■ Stored data

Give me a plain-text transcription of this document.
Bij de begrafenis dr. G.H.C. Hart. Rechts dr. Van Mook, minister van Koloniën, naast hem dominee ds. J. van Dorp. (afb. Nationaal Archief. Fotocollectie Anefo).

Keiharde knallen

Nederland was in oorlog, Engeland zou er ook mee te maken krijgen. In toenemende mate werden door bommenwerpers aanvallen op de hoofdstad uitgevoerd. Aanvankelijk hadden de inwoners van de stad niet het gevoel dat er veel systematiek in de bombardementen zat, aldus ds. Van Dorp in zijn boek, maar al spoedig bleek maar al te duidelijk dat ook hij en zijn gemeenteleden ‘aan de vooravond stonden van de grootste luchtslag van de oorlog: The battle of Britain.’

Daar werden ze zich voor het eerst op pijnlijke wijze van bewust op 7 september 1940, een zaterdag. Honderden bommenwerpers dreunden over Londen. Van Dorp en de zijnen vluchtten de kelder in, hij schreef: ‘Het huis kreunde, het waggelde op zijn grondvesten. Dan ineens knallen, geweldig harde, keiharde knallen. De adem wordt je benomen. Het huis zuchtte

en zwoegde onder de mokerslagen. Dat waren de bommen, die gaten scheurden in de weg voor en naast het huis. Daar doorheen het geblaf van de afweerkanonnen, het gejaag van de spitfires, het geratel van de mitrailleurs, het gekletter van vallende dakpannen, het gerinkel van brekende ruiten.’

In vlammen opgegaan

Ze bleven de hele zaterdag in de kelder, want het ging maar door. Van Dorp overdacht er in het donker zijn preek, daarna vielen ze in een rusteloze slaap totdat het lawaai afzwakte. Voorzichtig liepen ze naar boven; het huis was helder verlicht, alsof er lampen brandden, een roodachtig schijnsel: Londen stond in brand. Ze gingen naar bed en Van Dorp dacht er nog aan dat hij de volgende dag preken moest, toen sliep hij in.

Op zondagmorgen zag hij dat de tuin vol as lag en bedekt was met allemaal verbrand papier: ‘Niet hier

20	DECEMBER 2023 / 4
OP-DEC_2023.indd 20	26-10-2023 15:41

■ EXERCISE BRIEF
Go through the listing above and restate it word for word.

■ TASK RESULT
Give me a plain-text transcription of this document.
Bij de begrafenis dr. G.H.C. Hart. Rechts dr. Van Mook, minister van Koloniën, naast hem dominee ds. J. van Dorp. (afb. Nationaal Archief. Fotocollectie Anefo).

Keiharde knallen

Nederland was in oorlog, Engeland zou er ook mee te maken krijgen. In toenemende mate werden door bommenwerpers aanvallen op de hoofdstad uitgevoerd. Aanvankelijk hadden de inwoners van de stad niet het gevoel dat er veel systematiek in de bombardementen zat, aldus ds. Van Dorp in zijn boek, maar al spoedig bleek maar al te duidelijk dat ook hij en zijn gemeenteleden ‘aan de vooravond stonden van de grootste luchtslag van de oorlog: The battle of Britain.’

Daar werden ze zich voor het eerst op pijnlijke wijze van bewust op 7 september 1940, een zaterdag. Honderden bommenwerpers dreunden over Londen. Van Dorp en de zijnen vluchtten de kelder in, hij schreef: ‘Het huis kreunde, het waggelde op zijn grondvesten. Dan ineens knallen, geweldig harde, keiharde knallen. De adem wordt je benomen. Het huis zuchtte

en zwoegde onder de mokerslagen. Dat waren de bommen, die gaten scheurden in de weg voor en naast het huis. Daar doorheen het geblaf van de afweerkanonnen, het gejaag van de spitfires, het geratel van de mitrailleurs, het gekletter van vallende dakpannen, het gerinkel van brekende ruiten.’

In vlammen opgegaan

Ze bleven de hele zaterdag in de kelder, want het ging maar door. Van Dorp overdacht er in het donker zijn preek, daarna vielen ze in een rusteloze slaap totdat het lawaai afzwakte. Voorzichtig liepen ze naar boven; het huis was helder verlicht, alsof er lampen brandden, een roodachtig schijnsel: Londen stond in brand. Ze gingen naar bed en Van Dorp dacht er nog aan dat hij de volgende dag preken moest, toen sliep hij in.

Op zondagmorgen zag hij dat de tuin vol as lag en bedekt was met allemaal verbrand papier: ‘Niet hier

20	DECEMBER 2023 / 4
OP-DEC_2023.indd 20	26-10-2023 15:41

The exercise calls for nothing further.